--- begin ---
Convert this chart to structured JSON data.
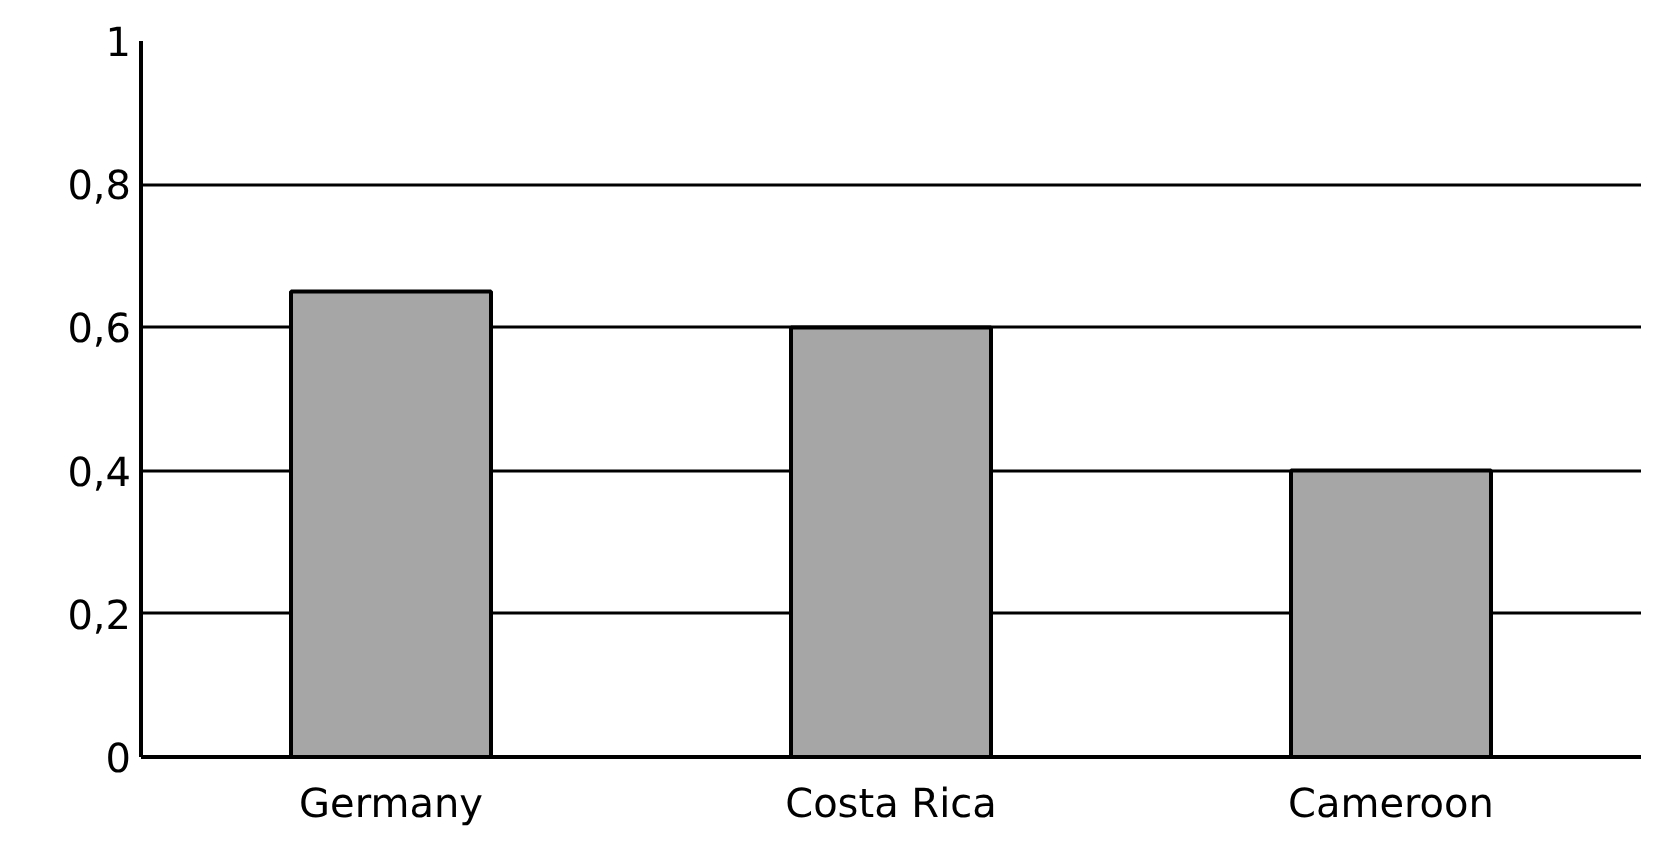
{
  "chart_data": {
    "type": "bar",
    "categories": [
      "Germany",
      "Costa Rica",
      "Cameroon"
    ],
    "values": [
      0.65,
      0.6,
      0.4
    ],
    "color": "#a6a6a6",
    "ylim": [
      0,
      1
    ],
    "yticks": [
      0,
      {
        "value": 0.2,
        "label": "0,2"
      },
      {
        "value": 0.4,
        "label": "0,4"
      },
      {
        "value": 0.6,
        "label": "0,6"
      },
      {
        "value": 0.8,
        "label": "0,8"
      },
      1
    ],
    "grid": "y"
  }
}
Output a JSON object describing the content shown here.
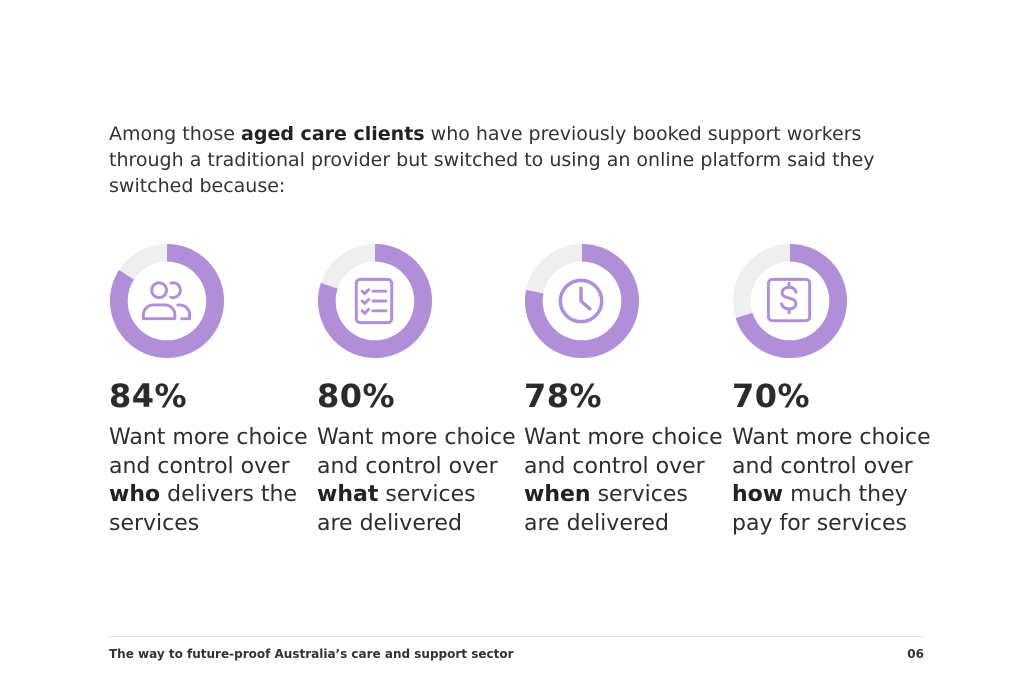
{
  "intro": {
    "part1": "Among those ",
    "bold": "aged care clients",
    "part2": " who have previously booked support workers through a traditional provider but switched to using an online platform said they switched because:"
  },
  "colors": {
    "accent": "#b18ed8",
    "track": "#efefef"
  },
  "stats": [
    {
      "percent_label": "84%",
      "value": 84,
      "icon": "users-icon",
      "text_before": "Want more choice and control over ",
      "text_bold": "who",
      "text_after": " delivers the services"
    },
    {
      "percent_label": "80%",
      "value": 80,
      "icon": "checklist-icon",
      "text_before": "Want more choice and control over ",
      "text_bold": "what",
      "text_after": " services are delivered"
    },
    {
      "percent_label": "78%",
      "value": 78,
      "icon": "clock-icon",
      "text_before": "Want more choice and control over ",
      "text_bold": "when",
      "text_after": " services are delivered"
    },
    {
      "percent_label": "70%",
      "value": 70,
      "icon": "dollar-icon",
      "text_before": "Want more choice and control over ",
      "text_bold": "how",
      "text_after": " much they pay for services"
    }
  ],
  "footer": {
    "title": "The way to future-proof Australia’s care and support sector",
    "page": "06"
  }
}
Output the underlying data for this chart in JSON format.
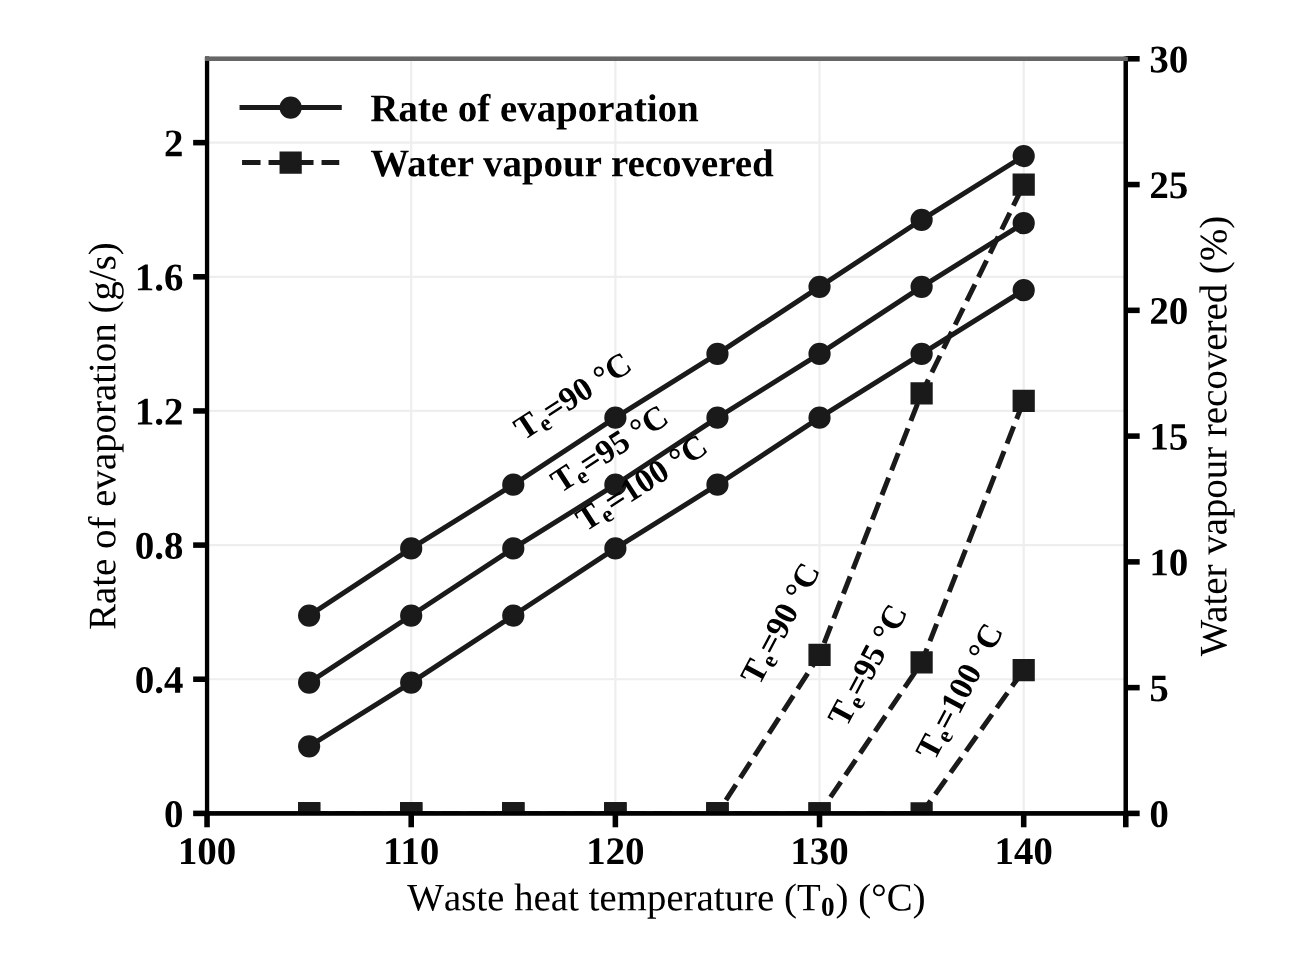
{
  "chart_data": {
    "type": "line",
    "xlabel": "Waste heat temperature (T$_{0}$) (°C)",
    "ylabel": "Rate of evaporation (g/s)",
    "y2label": "Water vapour recovered (%)",
    "x": [
      105,
      110,
      115,
      120,
      125,
      130,
      135,
      140
    ],
    "xlim": [
      100,
      145
    ],
    "xticks": [
      100,
      110,
      120,
      130,
      140,
      {
        "value": 145,
        "label": null
      }
    ],
    "ylim": [
      0,
      2.25
    ],
    "yticks": [
      0,
      0.4,
      0.8,
      1.2,
      1.6,
      2
    ],
    "y2lim": [
      0,
      30
    ],
    "y2ticks": [
      0,
      5,
      10,
      15,
      20,
      25,
      30
    ],
    "grid": true,
    "legend": "top left",
    "series": [
      {
        "name": "Rate of evaporation",
        "color": "#1a1a1a",
        "marker": "circle",
        "line_style": "solid",
        "values": [
          0.59,
          0.79,
          0.98,
          1.18,
          1.37,
          1.57,
          1.77,
          1.96
        ]
      },
      {
        "color": "#1a1a1a",
        "marker": "circle",
        "line_style": "solid",
        "values": [
          0.39,
          0.59,
          0.79,
          0.98,
          1.18,
          1.37,
          1.57,
          1.76
        ]
      },
      {
        "color": "#1a1a1a",
        "marker": "circle",
        "line_style": "solid",
        "values": [
          0.2,
          0.39,
          0.59,
          0.79,
          0.98,
          1.18,
          1.37,
          1.56
        ]
      },
      {
        "name": "Water vapour recovered",
        "axis": "y2",
        "color": "#1a1a1a",
        "marker": "square",
        "line_style": "dashed",
        "values": [
          0,
          0,
          0,
          0,
          0,
          6.3,
          16.7,
          25
        ]
      },
      {
        "axis": "y2",
        "color": "#1a1a1a",
        "marker": "square",
        "line_style": "dashed",
        "values": [
          0,
          0,
          0,
          0,
          0,
          0,
          6,
          16.4
        ]
      },
      {
        "axis": "y2",
        "color": "#1a1a1a",
        "marker": "square",
        "line_style": "dashed",
        "values": [
          0,
          0,
          0,
          0,
          0,
          0,
          0,
          5.7
        ]
      }
    ],
    "annotations": [
      "T$_{e}$=90 °C",
      "T$_{e}$=95 °C",
      "T$_{e}$=100 °C",
      "T$_{e}$=90 °C",
      "T$_{e}$=95 °C",
      "T$_{e}$=100 °C"
    ]
  }
}
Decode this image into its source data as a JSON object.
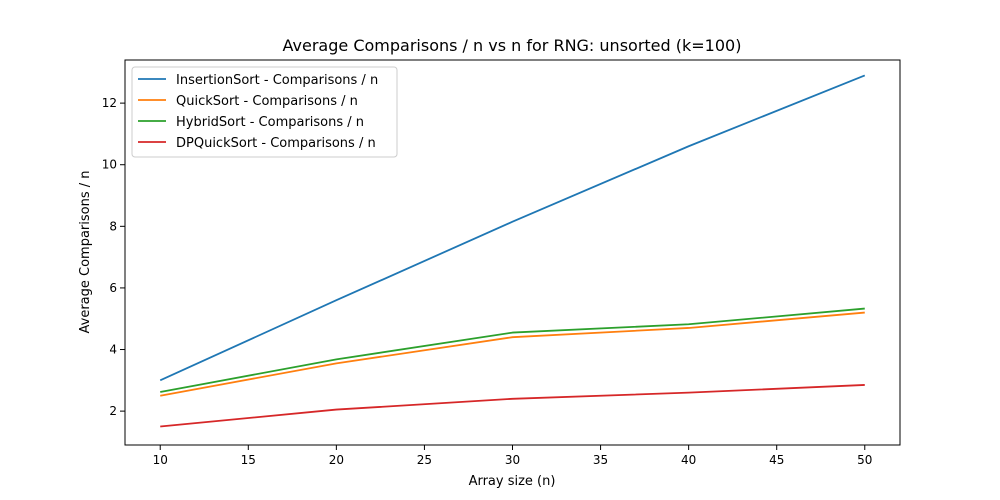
{
  "chart_data": {
    "type": "line",
    "title": "Average Comparisons / n vs n for RNG: unsorted (k=100)",
    "xlabel": "Array size (n)",
    "ylabel": "Average Comparisons / n",
    "x": [
      10,
      20,
      30,
      40,
      50
    ],
    "xlim": [
      8,
      52
    ],
    "ylim": [
      0.9,
      13.4
    ],
    "xticks": [
      10,
      15,
      20,
      25,
      30,
      35,
      40,
      45,
      50
    ],
    "yticks": [
      2,
      4,
      6,
      8,
      10,
      12
    ],
    "grid": false,
    "legend_position": "top-left",
    "series": [
      {
        "name": "InsertionSort - Comparisons / n",
        "color": "#1f77b4",
        "values": [
          3.0,
          5.6,
          8.15,
          10.6,
          12.9
        ]
      },
      {
        "name": "QuickSort - Comparisons / n",
        "color": "#ff7f0e",
        "values": [
          2.5,
          3.55,
          4.4,
          4.7,
          5.2
        ]
      },
      {
        "name": "HybridSort - Comparisons / n",
        "color": "#2ca02c",
        "values": [
          2.62,
          3.68,
          4.55,
          4.82,
          5.33
        ]
      },
      {
        "name": "DPQuickSort - Comparisons / n",
        "color": "#d62728",
        "values": [
          1.5,
          2.05,
          2.4,
          2.6,
          2.85
        ]
      }
    ]
  }
}
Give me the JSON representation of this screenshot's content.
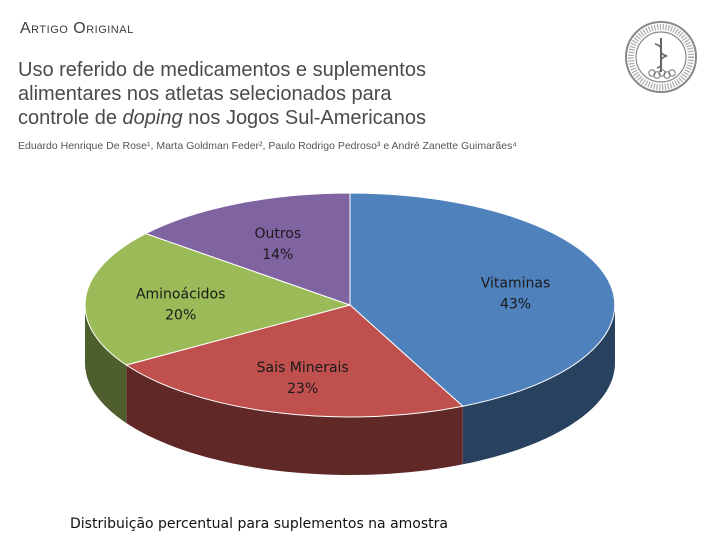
{
  "header": {
    "section": "Artigo Original",
    "title_line1": "Uso referido de medicamentos e suplementos",
    "title_line2": "alimentares nos atletas selecionados para",
    "title_line3_pre": "controle de ",
    "title_line3_em": "doping",
    "title_line3_post": " nos Jogos Sul-Americanos",
    "authors": "Eduardo Henrique De Rose¹, Marta Goldman Feder², Paulo Rodrigo Pedroso³ e André Zanette Guimarães⁴"
  },
  "caption": "Distribuição percentual para suplementos na amostra",
  "colors": {
    "vitaminas": "#4f81bd",
    "sais_minerais": "#c0504d",
    "aminoacidos": "#9bbb59",
    "outros": "#8064a2"
  },
  "chart_data": {
    "type": "pie",
    "title": "",
    "labels": [
      "Vitaminas",
      "Sais Minerais",
      "Aminoácidos",
      "Outros"
    ],
    "values": [
      43,
      23,
      20,
      14
    ],
    "value_labels": [
      "43%",
      "23%",
      "20%",
      "14%"
    ],
    "style": "3d"
  }
}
--- end ---
■ YOUR INSTRUCTIONS
From the material above, reproduce everything verbatim except the pictures.

■ TASK RESULT
Convert this chart to structured JSON data.
{
  "chart_data": {
    "type": "bar",
    "categories": [
      "Germany",
      "Costa Rica",
      "Cameroon"
    ],
    "values": [
      0.65,
      0.6,
      0.4
    ],
    "color": "#a6a6a6",
    "ylim": [
      0,
      1
    ],
    "yticks": [
      0,
      {
        "value": 0.2,
        "label": "0,2"
      },
      {
        "value": 0.4,
        "label": "0,4"
      },
      {
        "value": 0.6,
        "label": "0,6"
      },
      {
        "value": 0.8,
        "label": "0,8"
      },
      1
    ],
    "grid": "y"
  }
}
Output a JSON object describing the content shown here.
{
  "intro": {
    "part1": "Among those ",
    "bold": "aged care clients",
    "part2": " who have previously booked support workers through a traditional provider but switched to using an online platform said they switched because:"
  },
  "colors": {
    "accent": "#b18ed8",
    "track": "#efefef"
  },
  "stats": [
    {
      "percent_label": "84%",
      "value": 84,
      "icon": "users-icon",
      "text_before": "Want more choice and control over ",
      "text_bold": "who",
      "text_after": " delivers the services"
    },
    {
      "percent_label": "80%",
      "value": 80,
      "icon": "checklist-icon",
      "text_before": "Want more choice and control over ",
      "text_bold": "what",
      "text_after": " services are delivered"
    },
    {
      "percent_label": "78%",
      "value": 78,
      "icon": "clock-icon",
      "text_before": "Want more choice and control over ",
      "text_bold": "when",
      "text_after": " services are delivered"
    },
    {
      "percent_label": "70%",
      "value": 70,
      "icon": "dollar-icon",
      "text_before": "Want more choice and control over ",
      "text_bold": "how",
      "text_after": " much they pay for services"
    }
  ],
  "footer": {
    "title": "The way to future-proof Australia’s care and support sector",
    "page": "06"
  }
}
Output the underlying data for this chart in JSON format.
{
  "chart_data": {
    "type": "line",
    "xlabel": "Waste heat temperature (T$_{0}$) (°C)",
    "ylabel": "Rate of evaporation (g/s)",
    "y2label": "Water vapour recovered (%)",
    "x": [
      105,
      110,
      115,
      120,
      125,
      130,
      135,
      140
    ],
    "xlim": [
      100,
      145
    ],
    "xticks": [
      100,
      110,
      120,
      130,
      140,
      {
        "value": 145,
        "label": null
      }
    ],
    "ylim": [
      0,
      2.25
    ],
    "yticks": [
      0,
      0.4,
      0.8,
      1.2,
      1.6,
      2
    ],
    "y2lim": [
      0,
      30
    ],
    "y2ticks": [
      0,
      5,
      10,
      15,
      20,
      25,
      30
    ],
    "grid": true,
    "legend": "top left",
    "series": [
      {
        "name": "Rate of evaporation",
        "color": "#1a1a1a",
        "marker": "circle",
        "line_style": "solid",
        "values": [
          0.59,
          0.79,
          0.98,
          1.18,
          1.37,
          1.57,
          1.77,
          1.96
        ]
      },
      {
        "color": "#1a1a1a",
        "marker": "circle",
        "line_style": "solid",
        "values": [
          0.39,
          0.59,
          0.79,
          0.98,
          1.18,
          1.37,
          1.57,
          1.76
        ]
      },
      {
        "color": "#1a1a1a",
        "marker": "circle",
        "line_style": "solid",
        "values": [
          0.2,
          0.39,
          0.59,
          0.79,
          0.98,
          1.18,
          1.37,
          1.56
        ]
      },
      {
        "name": "Water vapour recovered",
        "axis": "y2",
        "color": "#1a1a1a",
        "marker": "square",
        "line_style": "dashed",
        "values": [
          0,
          0,
          0,
          0,
          0,
          6.3,
          16.7,
          25
        ]
      },
      {
        "axis": "y2",
        "color": "#1a1a1a",
        "marker": "square",
        "line_style": "dashed",
        "values": [
          0,
          0,
          0,
          0,
          0,
          0,
          6,
          16.4
        ]
      },
      {
        "axis": "y2",
        "color": "#1a1a1a",
        "marker": "square",
        "line_style": "dashed",
        "values": [
          0,
          0,
          0,
          0,
          0,
          0,
          0,
          5.7
        ]
      }
    ],
    "annotations": [
      "T$_{e}$=90 °C",
      "T$_{e}$=95 °C",
      "T$_{e}$=100 °C",
      "T$_{e}$=90 °C",
      "T$_{e}$=95 °C",
      "T$_{e}$=100 °C"
    ]
  }
}
Decode this image into its source data as a JSON object.
{
  "chart_data": {
    "type": "line",
    "title": "Average Comparisons / n vs n for RNG: unsorted (k=100)",
    "xlabel": "Array size (n)",
    "ylabel": "Average Comparisons / n",
    "x": [
      10,
      20,
      30,
      40,
      50
    ],
    "xlim": [
      8,
      52
    ],
    "ylim": [
      0.9,
      13.4
    ],
    "xticks": [
      10,
      15,
      20,
      25,
      30,
      35,
      40,
      45,
      50
    ],
    "yticks": [
      2,
      4,
      6,
      8,
      10,
      12
    ],
    "grid": false,
    "legend_position": "top-left",
    "series": [
      {
        "name": "InsertionSort - Comparisons / n",
        "color": "#1f77b4",
        "values": [
          3.0,
          5.6,
          8.15,
          10.6,
          12.9
        ]
      },
      {
        "name": "QuickSort - Comparisons / n",
        "color": "#ff7f0e",
        "values": [
          2.5,
          3.55,
          4.4,
          4.7,
          5.2
        ]
      },
      {
        "name": "HybridSort - Comparisons / n",
        "color": "#2ca02c",
        "values": [
          2.62,
          3.68,
          4.55,
          4.82,
          5.33
        ]
      },
      {
        "name": "DPQuickSort - Comparisons / n",
        "color": "#d62728",
        "values": [
          1.5,
          2.05,
          2.4,
          2.6,
          2.85
        ]
      }
    ]
  }
}
Give me the JSON representation of this screenshot's content.
{
  "header": {
    "section": "Artigo Original",
    "title_line1": "Uso referido de medicamentos e suplementos",
    "title_line2": "alimentares nos atletas selecionados para",
    "title_line3_pre": "controle de ",
    "title_line3_em": "doping",
    "title_line3_post": " nos Jogos Sul-Americanos",
    "authors": "Eduardo Henrique De Rose¹, Marta Goldman Feder², Paulo Rodrigo Pedroso³ e André Zanette Guimarães⁴"
  },
  "caption": "Distribuição percentual para suplementos na amostra",
  "colors": {
    "vitaminas": "#4f81bd",
    "sais_minerais": "#c0504d",
    "aminoacidos": "#9bbb59",
    "outros": "#8064a2"
  },
  "chart_data": {
    "type": "pie",
    "title": "",
    "labels": [
      "Vitaminas",
      "Sais Minerais",
      "Aminoácidos",
      "Outros"
    ],
    "values": [
      43,
      23,
      20,
      14
    ],
    "value_labels": [
      "43%",
      "23%",
      "20%",
      "14%"
    ],
    "style": "3d"
  }
}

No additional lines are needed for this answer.